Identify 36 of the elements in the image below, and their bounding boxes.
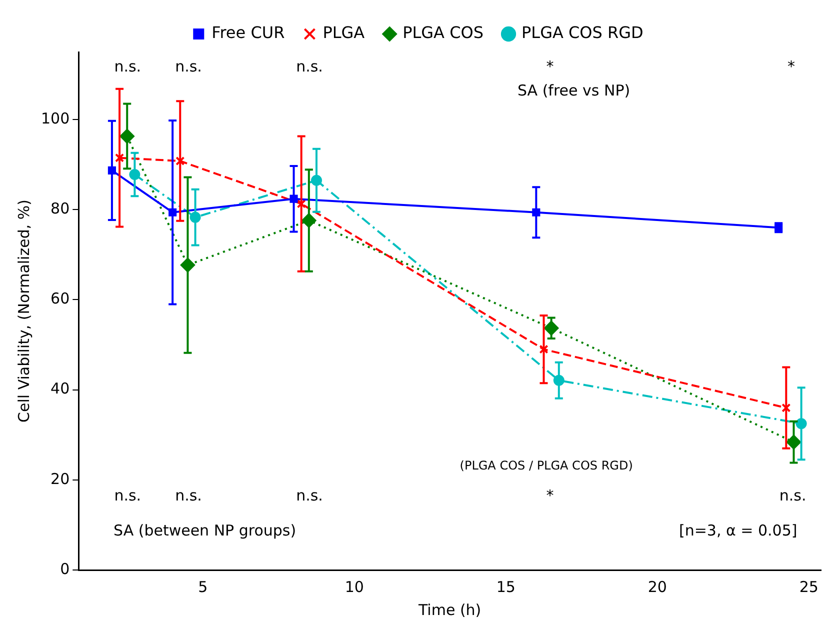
x-tick-label: 20: [648, 578, 667, 596]
y-tick-label: 100: [40, 109, 70, 128]
annotation: [n=3, α = 0.05]: [678, 522, 798, 540]
annotation: n.s.: [175, 57, 202, 76]
annotation: n.s.: [779, 486, 806, 504]
y-tick-label: 60: [50, 290, 70, 308]
legend-label: PLGA: [322, 23, 365, 42]
annotation: *: [788, 57, 796, 76]
annotation: n.s.: [114, 57, 142, 76]
legend-label: PLGA COS: [402, 23, 484, 42]
point: [782, 403, 791, 412]
annotation: n.s.: [296, 486, 323, 504]
point: [176, 156, 185, 166]
annotation: n.s.: [175, 486, 202, 504]
annotation: n.s.: [114, 486, 142, 504]
point: [296, 199, 306, 208]
y-axis-title: Cell Viability, (Normalized, %): [14, 200, 33, 422]
annotation: *: [546, 57, 554, 76]
y-tick-label: 20: [50, 470, 70, 488]
x-tick-label: 5: [198, 578, 208, 596]
annotation: SA (free vs NP): [517, 81, 630, 100]
point: [539, 344, 548, 354]
annotation: SA (between NP groups): [114, 522, 296, 540]
x-axis-title: Time (h): [417, 600, 482, 619]
annotation: *: [546, 486, 554, 504]
x-tick-label: 15: [496, 578, 516, 596]
x-tick-label: 10: [344, 578, 364, 596]
point: [115, 153, 124, 162]
y-tick-label: 80: [50, 200, 70, 218]
y-tick-label: 40: [50, 380, 70, 398]
y-tick-label: 0: [60, 560, 70, 578]
legend-label: PLGA COS RGD: [522, 23, 644, 42]
x-tick-label: 25: [799, 578, 818, 596]
annotation: (PLGA COS / PLGA COS RGD): [460, 458, 633, 473]
annotation: n.s.: [296, 57, 323, 76]
legend-label: Free CUR: [212, 23, 285, 42]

________________________________________

▶ **Dettagli del problema**:
Per favore, ricopia senza modifiche la parte dei record che si apre con la riga contenente "x-tick-label: 20: [648, 578, 667, 596]" e si chiude con quella contenente "y-tick-label: 20: [50, 470, 70, 488]", entrambe comprese.

▶ **Il risultato**:
x-tick-label: 20: [648, 578, 667, 596]
y-tick-label: 100: [40, 109, 70, 128]
annotation: [n=3, α = 0.05]: [678, 522, 798, 540]
annotation: n.s.: [175, 57, 202, 76]
annotation: n.s.: [779, 486, 806, 504]
y-tick-label: 60: [50, 290, 70, 308]
legend-label: PLGA: [322, 23, 365, 42]
annotation: *: [788, 57, 796, 76]
annotation: n.s.: [114, 57, 142, 76]
legend-label: PLGA COS: [402, 23, 484, 42]
point: [782, 403, 791, 412]
annotation: n.s.: [296, 486, 323, 504]
point: [176, 156, 185, 166]
annotation: n.s.: [175, 486, 202, 504]
annotation: n.s.: [114, 486, 142, 504]
point: [296, 199, 306, 208]
y-axis-title: Cell Viability, (Normalized, %): [14, 200, 33, 422]
annotation: *: [546, 57, 554, 76]
y-tick-label: 20: [50, 470, 70, 488]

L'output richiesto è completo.